WHAT THIS TASK INVOLVES
Write the listing out again, all of it, word for word.

DATA FOR PROCESSING
☆ ☆ ☆ ☆ ☆

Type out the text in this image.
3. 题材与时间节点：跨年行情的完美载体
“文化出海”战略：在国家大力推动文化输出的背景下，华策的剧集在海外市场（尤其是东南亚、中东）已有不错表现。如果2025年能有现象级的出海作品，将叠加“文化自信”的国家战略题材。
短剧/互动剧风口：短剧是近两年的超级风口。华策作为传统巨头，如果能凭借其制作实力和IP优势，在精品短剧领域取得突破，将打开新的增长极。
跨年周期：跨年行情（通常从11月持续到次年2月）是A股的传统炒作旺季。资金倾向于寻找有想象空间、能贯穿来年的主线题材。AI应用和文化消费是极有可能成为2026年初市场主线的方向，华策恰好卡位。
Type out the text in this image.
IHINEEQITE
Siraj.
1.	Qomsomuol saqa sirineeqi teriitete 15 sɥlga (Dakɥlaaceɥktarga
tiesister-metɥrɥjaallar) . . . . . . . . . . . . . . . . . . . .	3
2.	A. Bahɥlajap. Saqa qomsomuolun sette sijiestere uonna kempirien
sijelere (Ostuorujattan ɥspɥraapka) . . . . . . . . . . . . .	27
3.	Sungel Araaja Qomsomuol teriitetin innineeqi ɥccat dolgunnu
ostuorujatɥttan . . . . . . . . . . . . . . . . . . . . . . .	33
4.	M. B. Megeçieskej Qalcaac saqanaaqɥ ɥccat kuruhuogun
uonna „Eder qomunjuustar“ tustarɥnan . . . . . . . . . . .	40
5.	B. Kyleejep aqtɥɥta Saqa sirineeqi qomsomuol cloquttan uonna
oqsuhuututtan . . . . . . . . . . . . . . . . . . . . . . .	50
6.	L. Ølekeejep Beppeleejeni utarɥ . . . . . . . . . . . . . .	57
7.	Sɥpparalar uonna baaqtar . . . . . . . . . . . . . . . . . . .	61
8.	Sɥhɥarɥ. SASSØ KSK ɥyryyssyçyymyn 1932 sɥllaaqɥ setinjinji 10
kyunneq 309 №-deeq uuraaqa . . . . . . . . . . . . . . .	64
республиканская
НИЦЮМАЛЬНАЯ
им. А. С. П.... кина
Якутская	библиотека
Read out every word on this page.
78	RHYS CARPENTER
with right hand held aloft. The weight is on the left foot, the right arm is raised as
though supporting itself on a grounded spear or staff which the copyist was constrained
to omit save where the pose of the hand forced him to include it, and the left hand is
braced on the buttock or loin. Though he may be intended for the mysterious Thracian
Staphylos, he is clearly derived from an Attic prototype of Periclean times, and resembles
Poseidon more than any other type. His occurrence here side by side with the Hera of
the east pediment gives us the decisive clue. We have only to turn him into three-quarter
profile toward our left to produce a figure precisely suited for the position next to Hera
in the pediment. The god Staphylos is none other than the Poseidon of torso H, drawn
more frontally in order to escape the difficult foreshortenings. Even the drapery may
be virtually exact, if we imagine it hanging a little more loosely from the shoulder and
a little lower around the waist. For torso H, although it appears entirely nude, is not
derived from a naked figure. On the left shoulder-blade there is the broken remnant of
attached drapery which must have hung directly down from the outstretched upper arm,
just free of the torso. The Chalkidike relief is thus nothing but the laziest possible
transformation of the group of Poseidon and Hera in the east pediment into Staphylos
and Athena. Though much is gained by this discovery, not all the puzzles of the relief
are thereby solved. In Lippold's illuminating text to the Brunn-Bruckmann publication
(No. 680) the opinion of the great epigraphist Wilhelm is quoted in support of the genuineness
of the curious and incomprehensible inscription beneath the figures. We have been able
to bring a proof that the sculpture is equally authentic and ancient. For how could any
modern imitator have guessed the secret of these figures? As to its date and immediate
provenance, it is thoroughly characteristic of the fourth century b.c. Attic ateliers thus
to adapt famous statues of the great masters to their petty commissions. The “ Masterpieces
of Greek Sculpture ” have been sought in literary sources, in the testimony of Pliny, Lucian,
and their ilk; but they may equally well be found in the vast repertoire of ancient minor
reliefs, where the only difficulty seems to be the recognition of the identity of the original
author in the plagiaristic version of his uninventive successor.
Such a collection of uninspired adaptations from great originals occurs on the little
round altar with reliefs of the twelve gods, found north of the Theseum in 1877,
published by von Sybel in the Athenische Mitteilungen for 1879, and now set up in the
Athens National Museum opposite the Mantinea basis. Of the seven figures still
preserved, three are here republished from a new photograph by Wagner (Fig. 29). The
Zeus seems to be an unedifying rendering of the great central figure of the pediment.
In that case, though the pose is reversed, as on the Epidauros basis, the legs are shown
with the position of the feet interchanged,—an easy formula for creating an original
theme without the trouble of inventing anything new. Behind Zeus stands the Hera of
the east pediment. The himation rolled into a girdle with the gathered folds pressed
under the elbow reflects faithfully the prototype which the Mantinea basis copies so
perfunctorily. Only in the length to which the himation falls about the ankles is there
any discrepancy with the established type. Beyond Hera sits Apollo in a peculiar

☆ ☆ ☆ ☆ ☆

CORRECT OUTPUT
Type out the text in this image.
3. 题材与时间节点：跨年行情的完美载体
“文化出海”战略：在国家大力推动文化输出的背景下，华策的剧集在海外市场（尤其是东南亚、中东）已有不错表现。如果2025年能有现象级的出海作品，将叠加“文化自信”的国家战略题材。
短剧/互动剧风口：短剧是近两年的超级风口。华策作为传统巨头，如果能凭借其制作实力和IP优势，在精品短剧领域取得突破，将打开新的增长极。
跨年周期：跨年行情（通常从11月持续到次年2月）是A股的传统炒作旺季。资金倾向于寻找有想象空间、能贯穿来年的主线题材。AI应用和文化消费是极有可能成为2026年初市场主线的方向，华策恰好卡位。
Type out the text in this image.
IHINEEQITE
Siraj.
1.	Qomsomuol saqa sirineeqi teriitete 15 sɥlga (Dakɥlaaceɥktarga
tiesister-metɥrɥjaallar) . . . . . . . . . . . . . . . . . . . .	3
2.	A. Bahɥlajap. Saqa qomsomuolun sette sijiestere uonna kempirien
sijelere (Ostuorujattan ɥspɥraapka) . . . . . . . . . . . . .	27
3.	Sungel Araaja Qomsomuol teriitetin innineeqi ɥccat dolgunnu
ostuorujatɥttan . . . . . . . . . . . . . . . . . . . . . . .	33
4.	M. B. Megeçieskej Qalcaac saqanaaqɥ ɥccat kuruhuogun
uonna „Eder qomunjuustar“ tustarɥnan . . . . . . . . . . .	40
5.	B. Kyleejep aqtɥɥta Saqa sirineeqi qomsomuol cloquttan uonna
oqsuhuututtan . . . . . . . . . . . . . . . . . . . . . . .	50
6.	L. Ølekeejep Beppeleejeni utarɥ . . . . . . . . . . . . . .	57
7.	Sɥpparalar uonna baaqtar . . . . . . . . . . . . . . . . . . .	61
8.	Sɥhɥarɥ. SASSØ KSK ɥyryyssyçyymyn 1932 sɥllaaqɥ setinjinji 10
kyunneq 309 №-deeq uuraaqa . . . . . . . . . . . . . . .	64
республиканская
НИЦЮМАЛЬНАЯ
им. А. С. П.... кина
Якутская	библиотека
Read out every word on this page.
78	RHYS CARPENTER
with right hand held aloft. The weight is on the left foot, the right arm is raised as
though supporting itself on a grounded spear or staff which the copyist was constrained
to omit save where the pose of the hand forced him to include it, and the left hand is
braced on the buttock or loin. Though he may be intended for the mysterious Thracian
Staphylos, he is clearly derived from an Attic prototype of Periclean times, and resembles
Poseidon more than any other type. His occurrence here side by side with the Hera of
the east pediment gives us the decisive clue. We have only to turn him into three-quarter
profile toward our left to produce a figure precisely suited for the position next to Hera
in the pediment. The god Staphylos is none other than the Poseidon of torso H, drawn
more frontally in order to escape the difficult foreshortenings. Even the drapery may
be virtually exact, if we imagine it hanging a little more loosely from the shoulder and
a little lower around the waist. For torso H, although it appears entirely nude, is not
derived from a naked figure. On the left shoulder-blade there is the broken remnant of
attached drapery which must have hung directly down from the outstretched upper arm,
just free of the torso. The Chalkidike relief is thus nothing but the laziest possible
transformation of the group of Poseidon and Hera in the east pediment into Staphylos
and Athena. Though much is gained by this discovery, not all the puzzles of the relief
are thereby solved. In Lippold's illuminating text to the Brunn-Bruckmann publication
(No. 680) the opinion of the great epigraphist Wilhelm is quoted in support of the genuineness
of the curious and incomprehensible inscription beneath the figures. We have been able
to bring a proof that the sculpture is equally authentic and ancient. For how could any
modern imitator have guessed the secret of these figures? As to its date and immediate
provenance, it is thoroughly characteristic of the fourth century b.c. Attic ateliers thus
to adapt famous statues of the great masters to their petty commissions. The “ Masterpieces
of Greek Sculpture ” have been sought in literary sources, in the testimony of Pliny, Lucian,
and their ilk; but they may equally well be found in the vast repertoire of ancient minor
reliefs, where the only difficulty seems to be the recognition of the identity of the original
author in the plagiaristic version of his uninventive successor.
Such a collection of uninspired adaptations from great originals occurs on the little
round altar with reliefs of the twelve gods, found north of the Theseum in 1877,
published by von Sybel in the Athenische Mitteilungen for 1879, and now set up in the
Athens National Museum opposite the Mantinea basis. Of the seven figures still
preserved, three are here republished from a new photograph by Wagner (Fig. 29). The
Zeus seems to be an unedifying rendering of the great central figure of the pediment.
In that case, though the pose is reversed, as on the Epidauros basis, the legs are shown
with the position of the feet interchanged,—an easy formula for creating an original
theme without the trouble of inventing anything new. Behind Zeus stands the Hera of
the east pediment. The himation rolled into a girdle with the gathered folds pressed
under the elbow reflects faithfully the prototype which the Mantinea basis copies so
perfunctorily. Only in the length to which the himation falls about the ankles is there
any discrepancy with the established type. Beyond Hera sits Apollo in a peculiar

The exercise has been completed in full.